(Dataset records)
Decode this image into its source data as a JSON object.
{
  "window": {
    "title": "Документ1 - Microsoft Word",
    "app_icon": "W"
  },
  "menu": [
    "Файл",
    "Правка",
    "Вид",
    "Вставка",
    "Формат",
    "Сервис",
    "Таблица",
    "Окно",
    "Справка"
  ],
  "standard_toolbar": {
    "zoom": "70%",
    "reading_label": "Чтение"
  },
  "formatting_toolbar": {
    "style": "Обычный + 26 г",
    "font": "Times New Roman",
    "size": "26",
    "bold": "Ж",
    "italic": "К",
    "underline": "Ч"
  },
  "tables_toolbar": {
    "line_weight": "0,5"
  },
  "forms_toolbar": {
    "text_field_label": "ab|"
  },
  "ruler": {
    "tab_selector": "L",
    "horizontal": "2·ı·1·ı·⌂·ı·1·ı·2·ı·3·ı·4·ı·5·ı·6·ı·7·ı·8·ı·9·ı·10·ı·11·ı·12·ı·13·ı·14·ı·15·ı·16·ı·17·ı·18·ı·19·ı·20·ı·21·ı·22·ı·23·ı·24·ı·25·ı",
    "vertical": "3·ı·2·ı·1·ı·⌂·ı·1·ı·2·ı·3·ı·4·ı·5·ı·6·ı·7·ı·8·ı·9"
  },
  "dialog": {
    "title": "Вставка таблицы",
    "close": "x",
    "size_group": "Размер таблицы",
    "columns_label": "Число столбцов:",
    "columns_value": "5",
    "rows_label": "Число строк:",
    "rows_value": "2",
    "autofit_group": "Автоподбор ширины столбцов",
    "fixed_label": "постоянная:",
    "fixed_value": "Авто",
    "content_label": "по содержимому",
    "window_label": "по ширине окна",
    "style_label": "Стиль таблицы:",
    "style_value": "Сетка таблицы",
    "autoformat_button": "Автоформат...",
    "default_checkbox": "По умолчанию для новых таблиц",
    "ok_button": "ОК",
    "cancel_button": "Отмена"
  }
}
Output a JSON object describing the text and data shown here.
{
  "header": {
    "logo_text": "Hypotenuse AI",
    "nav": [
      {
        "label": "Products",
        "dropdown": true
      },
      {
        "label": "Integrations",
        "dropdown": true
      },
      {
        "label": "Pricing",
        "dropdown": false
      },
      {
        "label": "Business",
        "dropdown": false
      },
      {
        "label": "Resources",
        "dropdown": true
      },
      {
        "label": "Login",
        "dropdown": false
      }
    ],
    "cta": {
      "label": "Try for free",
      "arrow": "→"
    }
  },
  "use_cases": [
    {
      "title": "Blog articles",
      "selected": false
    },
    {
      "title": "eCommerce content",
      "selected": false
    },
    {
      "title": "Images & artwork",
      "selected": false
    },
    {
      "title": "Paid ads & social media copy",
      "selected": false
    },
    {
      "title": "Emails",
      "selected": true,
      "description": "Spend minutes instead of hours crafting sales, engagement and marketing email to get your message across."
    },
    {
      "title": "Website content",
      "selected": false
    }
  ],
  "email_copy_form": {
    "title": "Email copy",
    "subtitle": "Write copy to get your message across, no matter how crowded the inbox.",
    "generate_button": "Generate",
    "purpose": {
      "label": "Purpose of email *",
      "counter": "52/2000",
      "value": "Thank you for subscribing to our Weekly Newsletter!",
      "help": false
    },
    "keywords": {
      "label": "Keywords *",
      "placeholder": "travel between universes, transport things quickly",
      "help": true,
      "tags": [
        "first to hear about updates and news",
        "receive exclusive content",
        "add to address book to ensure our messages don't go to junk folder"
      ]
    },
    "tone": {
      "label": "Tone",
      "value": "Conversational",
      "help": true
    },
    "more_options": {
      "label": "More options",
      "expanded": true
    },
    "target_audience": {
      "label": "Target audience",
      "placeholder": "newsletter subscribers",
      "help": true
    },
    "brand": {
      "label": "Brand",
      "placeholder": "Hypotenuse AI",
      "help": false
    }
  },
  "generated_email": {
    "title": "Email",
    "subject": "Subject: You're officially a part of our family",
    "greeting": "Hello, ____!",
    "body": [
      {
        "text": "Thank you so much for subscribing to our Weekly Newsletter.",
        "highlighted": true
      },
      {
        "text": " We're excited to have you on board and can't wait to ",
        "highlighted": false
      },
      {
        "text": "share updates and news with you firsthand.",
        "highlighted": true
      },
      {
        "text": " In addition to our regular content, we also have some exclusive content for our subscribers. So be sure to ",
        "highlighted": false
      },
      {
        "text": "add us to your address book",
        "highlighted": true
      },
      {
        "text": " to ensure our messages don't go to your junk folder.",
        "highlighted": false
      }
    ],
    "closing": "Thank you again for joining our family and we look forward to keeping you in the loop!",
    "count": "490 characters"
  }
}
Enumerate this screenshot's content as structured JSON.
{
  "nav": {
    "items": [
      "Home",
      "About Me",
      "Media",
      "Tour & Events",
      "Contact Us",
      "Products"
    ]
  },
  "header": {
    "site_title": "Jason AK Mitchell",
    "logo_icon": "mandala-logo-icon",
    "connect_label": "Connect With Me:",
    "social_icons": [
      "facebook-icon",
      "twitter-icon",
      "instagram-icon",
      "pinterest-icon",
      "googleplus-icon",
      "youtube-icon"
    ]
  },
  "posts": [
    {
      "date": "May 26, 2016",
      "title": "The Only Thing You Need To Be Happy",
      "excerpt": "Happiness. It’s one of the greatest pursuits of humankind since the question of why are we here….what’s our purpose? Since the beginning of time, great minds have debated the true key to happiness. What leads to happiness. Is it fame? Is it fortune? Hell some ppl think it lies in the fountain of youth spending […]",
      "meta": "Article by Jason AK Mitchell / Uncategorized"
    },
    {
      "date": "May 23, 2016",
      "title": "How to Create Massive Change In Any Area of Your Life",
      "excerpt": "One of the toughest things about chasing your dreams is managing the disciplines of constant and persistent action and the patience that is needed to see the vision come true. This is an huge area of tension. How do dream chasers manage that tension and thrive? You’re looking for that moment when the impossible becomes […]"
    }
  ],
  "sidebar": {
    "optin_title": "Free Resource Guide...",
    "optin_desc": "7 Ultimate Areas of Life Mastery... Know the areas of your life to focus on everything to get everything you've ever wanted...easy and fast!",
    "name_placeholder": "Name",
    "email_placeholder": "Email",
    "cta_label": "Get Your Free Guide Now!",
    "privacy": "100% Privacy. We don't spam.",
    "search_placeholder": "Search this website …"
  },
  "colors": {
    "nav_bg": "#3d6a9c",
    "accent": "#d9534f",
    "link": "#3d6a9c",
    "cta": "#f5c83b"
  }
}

What the task asks: Report the number of lines that contain "object", with no other words.

Written reply: 2